**Task material**

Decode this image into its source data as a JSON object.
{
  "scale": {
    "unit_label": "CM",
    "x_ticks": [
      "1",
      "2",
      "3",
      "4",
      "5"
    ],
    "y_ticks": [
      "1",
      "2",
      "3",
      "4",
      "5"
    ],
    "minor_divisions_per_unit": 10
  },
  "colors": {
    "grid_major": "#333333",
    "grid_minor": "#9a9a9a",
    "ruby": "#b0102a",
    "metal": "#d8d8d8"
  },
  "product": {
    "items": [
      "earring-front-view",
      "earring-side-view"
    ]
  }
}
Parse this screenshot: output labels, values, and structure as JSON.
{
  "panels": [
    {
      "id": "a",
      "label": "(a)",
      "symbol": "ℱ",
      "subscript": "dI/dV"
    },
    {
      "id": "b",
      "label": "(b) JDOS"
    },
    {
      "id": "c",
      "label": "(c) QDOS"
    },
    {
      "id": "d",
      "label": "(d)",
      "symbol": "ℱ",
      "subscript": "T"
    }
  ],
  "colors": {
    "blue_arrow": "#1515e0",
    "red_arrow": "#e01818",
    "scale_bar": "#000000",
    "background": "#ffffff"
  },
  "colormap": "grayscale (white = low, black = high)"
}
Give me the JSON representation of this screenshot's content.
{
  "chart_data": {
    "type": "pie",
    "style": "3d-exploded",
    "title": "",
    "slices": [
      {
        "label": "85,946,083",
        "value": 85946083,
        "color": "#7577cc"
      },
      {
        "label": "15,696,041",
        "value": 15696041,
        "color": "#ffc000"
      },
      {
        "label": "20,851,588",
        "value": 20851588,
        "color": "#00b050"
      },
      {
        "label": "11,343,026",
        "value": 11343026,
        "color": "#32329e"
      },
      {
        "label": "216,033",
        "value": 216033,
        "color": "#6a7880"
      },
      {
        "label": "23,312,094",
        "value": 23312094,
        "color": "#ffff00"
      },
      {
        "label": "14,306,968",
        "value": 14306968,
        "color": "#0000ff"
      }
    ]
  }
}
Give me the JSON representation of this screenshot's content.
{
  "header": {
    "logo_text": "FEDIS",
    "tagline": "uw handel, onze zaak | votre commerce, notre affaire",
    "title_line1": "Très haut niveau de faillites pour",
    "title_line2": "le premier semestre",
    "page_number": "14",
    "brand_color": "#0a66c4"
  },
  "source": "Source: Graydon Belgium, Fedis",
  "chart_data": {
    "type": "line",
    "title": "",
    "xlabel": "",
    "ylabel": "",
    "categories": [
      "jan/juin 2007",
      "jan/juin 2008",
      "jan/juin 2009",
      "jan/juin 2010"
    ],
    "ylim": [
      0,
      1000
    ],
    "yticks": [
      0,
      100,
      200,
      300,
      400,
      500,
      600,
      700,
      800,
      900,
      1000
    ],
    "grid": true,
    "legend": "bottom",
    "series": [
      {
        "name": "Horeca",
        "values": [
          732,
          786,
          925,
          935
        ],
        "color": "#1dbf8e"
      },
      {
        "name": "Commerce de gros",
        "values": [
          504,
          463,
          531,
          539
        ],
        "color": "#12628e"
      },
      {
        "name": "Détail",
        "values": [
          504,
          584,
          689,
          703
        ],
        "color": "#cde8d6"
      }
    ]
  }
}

**Exercise task**
In the entries above, identify each line that includes the string "JSON", then copy it.

**Result of the exercise**
Decode this image into its source data as a JSON object.
Parse this screenshot: output labels, values, and structure as JSON.
Give me the JSON representation of this screenshot's content.
Give me the JSON representation of this screenshot's content.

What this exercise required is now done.